[Stored records]
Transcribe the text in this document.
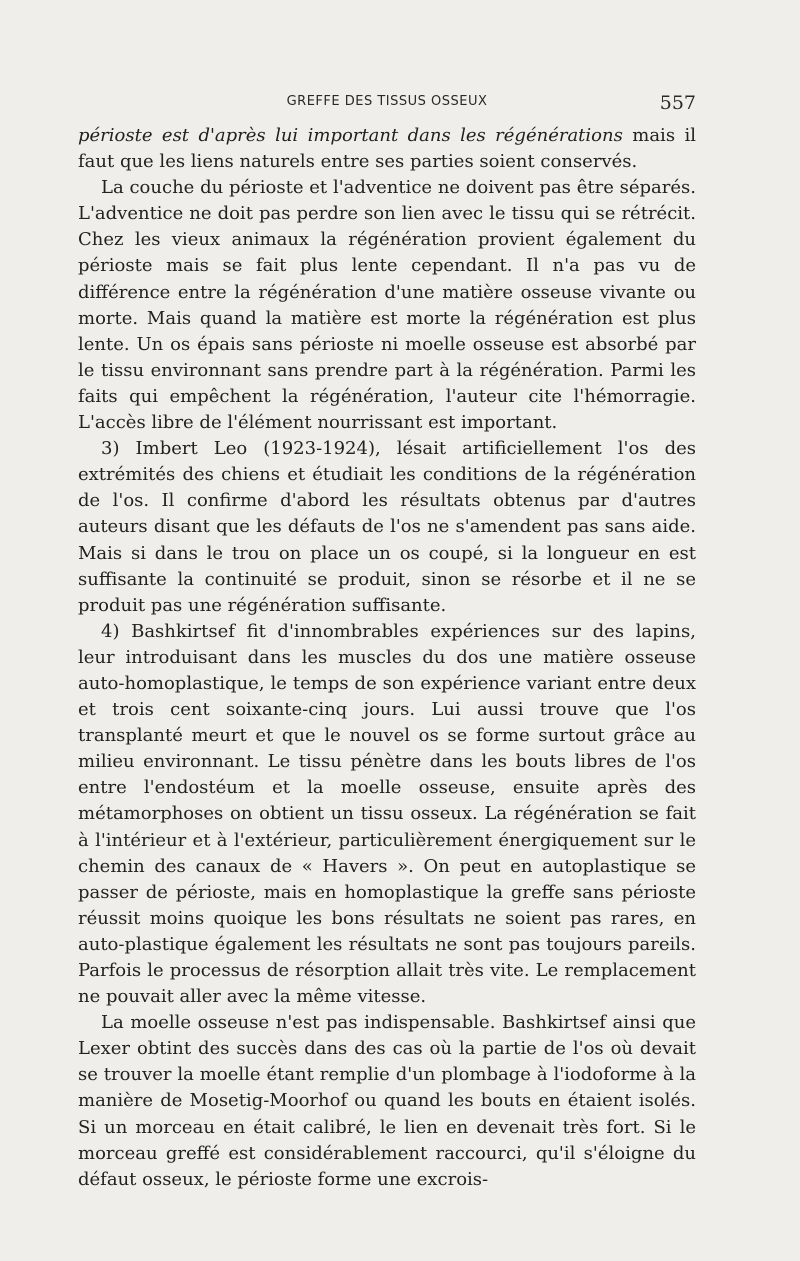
GREFFE DES TISSUS OSSEUX	557

périoste est d'après lui important dans les régénérations mais il faut que les liens naturels entre ses parties soient conservés.

La couche du périoste et l'adventice ne doivent pas être séparés. L'adventice ne doit pas perdre son lien avec le tissu qui se rétrécit. Chez les vieux animaux la régénération provient également du périoste mais se fait plus lente cependant. Il n'a pas vu de différence entre la régénération d'une matière osseuse vivante ou morte. Mais quand la matière est morte la régénération est plus lente. Un os épais sans périoste ni moelle osseuse est absorbé par le tissu environnant sans prendre part à la régénération. Parmi les faits qui empêchent la régénération, l'auteur cite l'hémorragie. L'accès libre de l'élément nourrissant est important.

3) Imbert Leo (1923-1924), lésait artificiellement l'os des extrémités des chiens et étudiait les conditions de la régénération de l'os. Il confirme d'abord les résultats obtenus par d'autres auteurs disant que les défauts de l'os ne s'amendent pas sans aide. Mais si dans le trou on place un os coupé, si la longueur en est suffisante la continuité se produit, sinon se résorbe et il ne se produit pas une régénération suffisante.

4) Bashkirtsef fit d'innombrables expériences sur des lapins, leur introduisant dans les muscles du dos une matière osseuse auto-homoplastique, le temps de son expérience variant entre deux et trois cent soixante-cinq jours. Lui aussi trouve que l'os transplanté meurt et que le nouvel os se forme surtout grâce au milieu environnant. Le tissu pénètre dans les bouts libres de l'os entre l'endostéum et la moelle osseuse, ensuite après des métamorphoses on obtient un tissu osseux. La régénération se fait à l'intérieur et à l'extérieur, particulièrement énergiquement sur le chemin des canaux de « Havers ». On peut en autoplastique se passer de périoste, mais en homoplastique la greffe sans périoste réussit moins quoique les bons résultats ne soient pas rares, en auto-plastique également les résultats ne sont pas toujours pareils. Parfois le processus de résorption allait très vite. Le remplacement ne pouvait aller avec la même vitesse.

La moelle osseuse n'est pas indispensable. Bashkirtsef ainsi que Lexer obtint des succès dans des cas où la partie de l'os où devait se trouver la moelle étant remplie d'un plombage à l'iodoforme à la manière de Mosetig-Moorhof ou quand les bouts en étaient isolés. Si un morceau en était calibré, le lien en devenait très fort. Si le morceau greffé est considérablement raccourci, qu'il s'éloigne du défaut osseux, le périoste forme une excrois-
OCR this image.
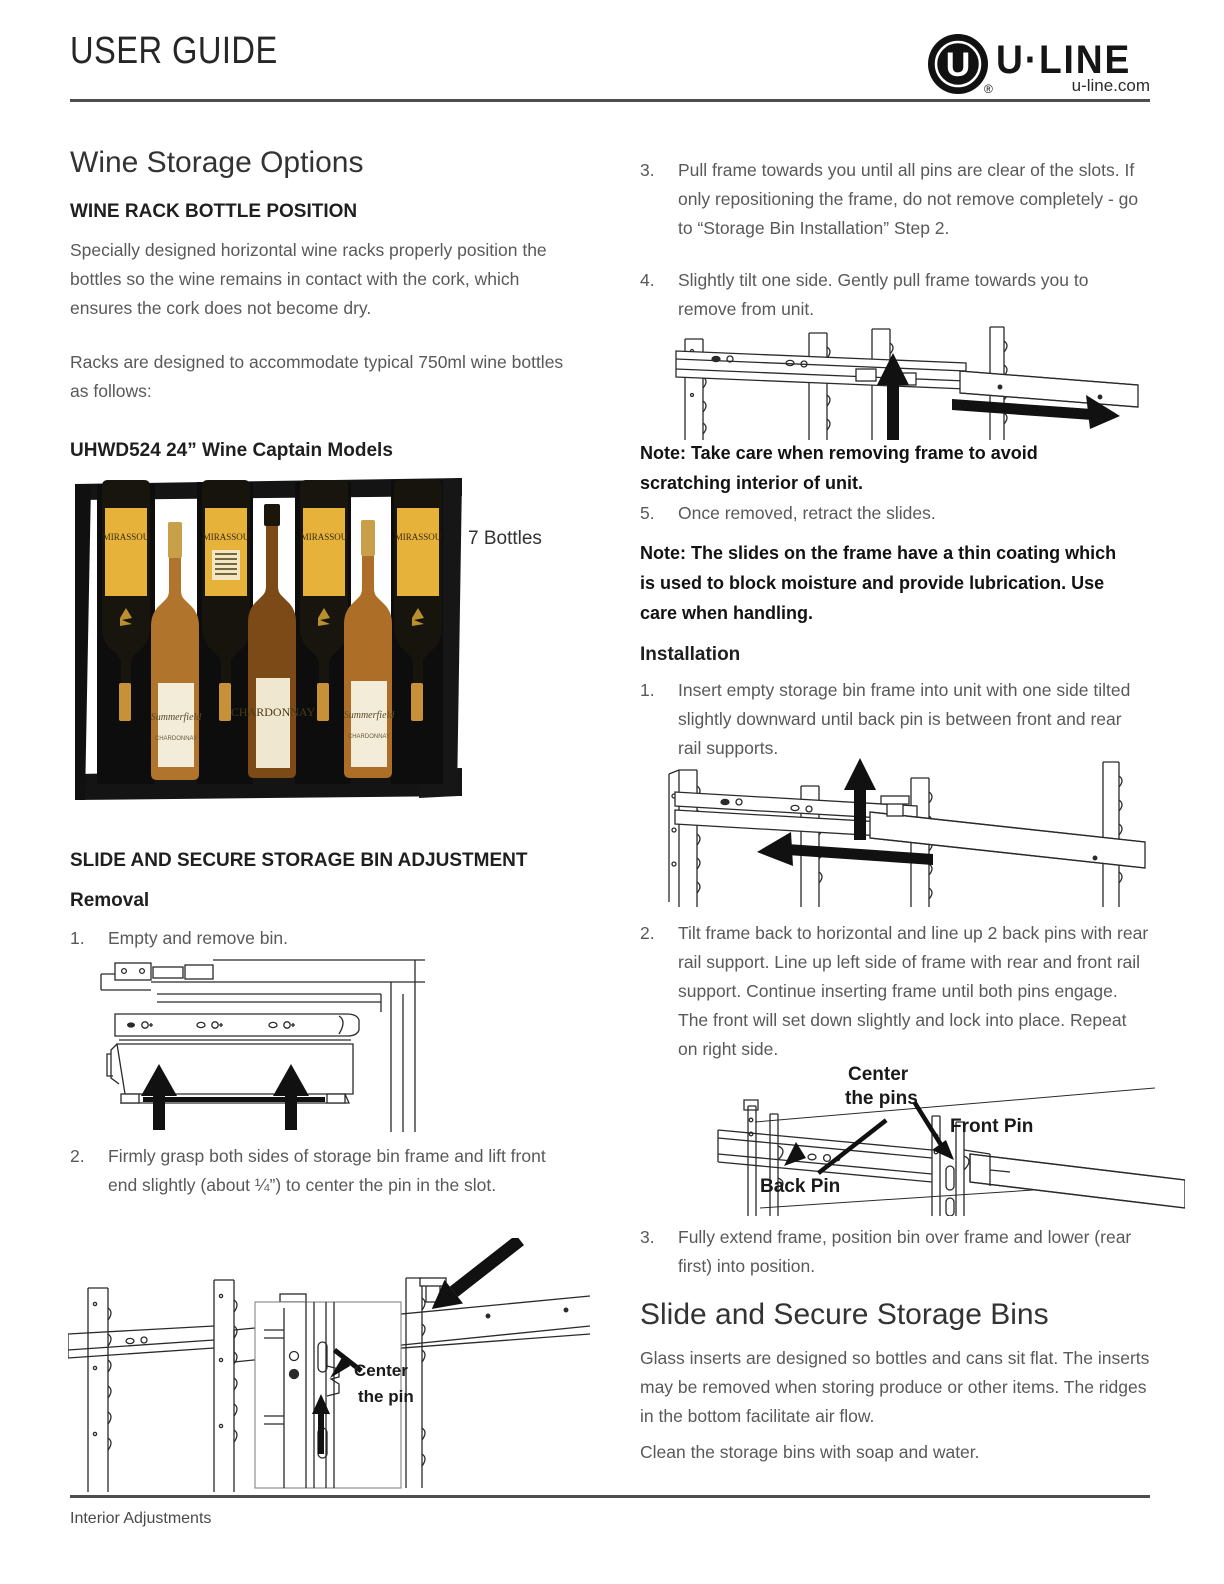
USER GUIDE	U U·LINE
®	u-line.com
Wine Storage Options
WINE RACK BOTTLE POSITION

Specially designed horizontal wine racks properly position the bottles so the wine remains in contact with the cork, which ensures the cork does not become dry.

Racks are designed to accommodate typical 750ml wine bottles as follows:

UHWD524 24” Wine Captain Models
MIRASSOU	MIRASSOU	MIRASSOU	MIRASSOU
Summerfield
CHARDONNAY
CHARDONNAY	Summerfield
CHARDONNAY
7 Bottles
SLIDE AND SECURE STORAGE BIN ADJUSTMENT
Removal
1.	Empty and remove bin.
2.	Firmly grasp both sides of storage bin frame and lift front end slightly (about ¼”) to center the pin in the slot.
Center
the pin
3.	Pull frame towards you until all pins are clear of the slots. If only repositioning the frame, do not remove completely - go to “Storage Bin Installation” Step 2.
4.	Slightly tilt one side. Gently pull frame towards you to remove from unit.

Note: Take care when removing frame to avoid scratching interior of unit.

5.	Once removed, retract the slides.

Note: The slides on the frame have a thin coating which is used to block moisture and provide lubrication. Use care when handling.

Installation
1.	Insert empty storage bin frame into unit with one side tilted slightly downward until back pin is between front and rear rail supports.
2.	Tilt frame back to horizontal and line up 2 back pins with rear rail support. Line up left side of frame with rear and front rail support. Continue inserting frame until both pins engage. The front will set down slightly and lock into place. Repeat on right side.
Center
the pins
Front Pin
Back Pin
3.	Fully extend frame, position bin over frame and lower (rear first) into position.
Slide and Secure Storage Bins

Glass inserts are designed so bottles and cans sit flat. The inserts may be removed when storing produce or other items. The ridges in the bottom facilitate air flow.

Clean the storage bins with soap and water.

Interior Adjustments
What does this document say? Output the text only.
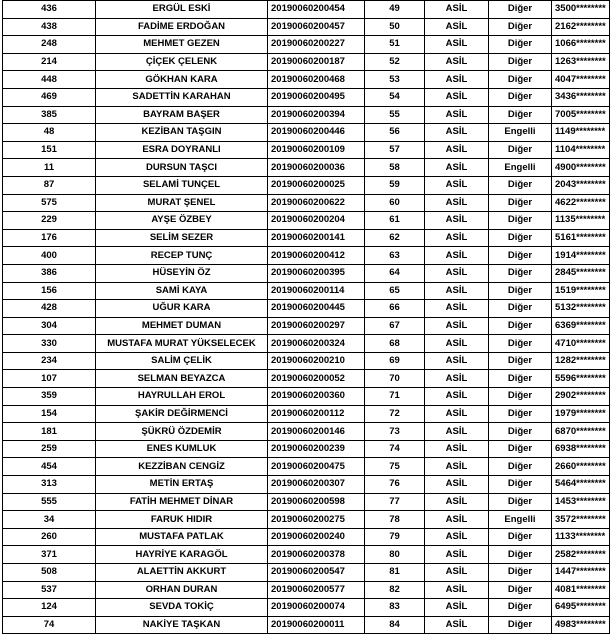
436	ERGÜL ESKİ	20190060200454	49	ASİL	Diğer	3500********
438	FADİME ERDOĞAN	20190060200457	50	ASİL	Diğer	2162********
248	MEHMET GEZEN	20190060200227	51	ASİL	Diğer	1066********
214	ÇİÇEK ÇELENK	20190060200187	52	ASİL	Diğer	1263********
448	GÖKHAN KARA	20190060200468	53	ASİL	Diğer	4047********
469	SADETTİN KARAHAN	20190060200495	54	ASİL	Diğer	3436********
385	BAYRAM BAŞER	20190060200394	55	ASİL	Diğer	7005********
48	KEZİBAN TAŞGIN	20190060200446	56	ASİL	Engelli	1149********
151	ESRA DOYRANLI	20190060200109	57	ASİL	Diğer	1104********
11	DURSUN TAŞCI	20190060200036	58	ASİL	Engelli	4900********
87	SELAMİ TUNÇEL	20190060200025	59	ASİL	Diğer	2043********
575	MURAT ŞENEL	20190060200622	60	ASİL	Diğer	4622********
229	AYŞE ÖZBEY	20190060200204	61	ASİL	Diğer	1135********
176	SELİM SEZER	20190060200141	62	ASİL	Diğer	5161********
400	RECEP TUNÇ	20190060200412	63	ASİL	Diğer	1914********
386	HÜSEYİN ÖZ	20190060200395	64	ASİL	Diğer	2845********
156	SAMİ KAYA	20190060200114	65	ASİL	Diğer	1519********
428	UĞUR KARA	20190060200445	66	ASİL	Diğer	5132********
304	MEHMET DUMAN	20190060200297	67	ASİL	Diğer	6369********
330	MUSTAFA MURAT YÜKSELECEK	20190060200324	68	ASİL	Diğer	4710********
234	SALİM ÇELİK	20190060200210	69	ASİL	Diğer	1282********
107	SELMAN BEYAZCA	20190060200052	70	ASİL	Diğer	5596********
359	HAYRULLAH EROL	20190060200360	71	ASİL	Diğer	2902********
154	ŞAKİR DEĞİRMENCİ	20190060200112	72	ASİL	Diğer	1979********
181	ŞÜKRÜ ÖZDEMİR	20190060200146	73	ASİL	Diğer	6870********
259	ENES KUMLUK	20190060200239	74	ASİL	Diğer	6938********
454	KEZZİBAN CENGİZ	20190060200475	75	ASİL	Diğer	2660********
313	METİN ERTAŞ	20190060200307	76	ASİL	Diğer	5464********
555	FATİH MEHMET DİNAR	20190060200598	77	ASİL	Diğer	1453********
34	FARUK HIDIR	20190060200275	78	ASİL	Engelli	3572********
260	MUSTAFA PATLAK	20190060200240	79	ASİL	Diğer	1133********
371	HAYRİYE KARAGÖL	20190060200378	80	ASİL	Diğer	2582********
508	ALAETTİN AKKURT	20190060200547	81	ASİL	Diğer	1447********
537	ORHAN DURAN	20190060200577	82	ASİL	Diğer	4081********
124	SEVDA TOKİÇ	20190060200074	83	ASİL	Diğer	6495********
74	NAKİYE TAŞKAN	20190060200011	84	ASİL	Diğer	4983********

• _TASK TO CARRY OUT_
Look for "Summerfield" and pull out every line that has it.

• _THE OUTPUT_
Summerfield
CHARDONNAY	Summerfield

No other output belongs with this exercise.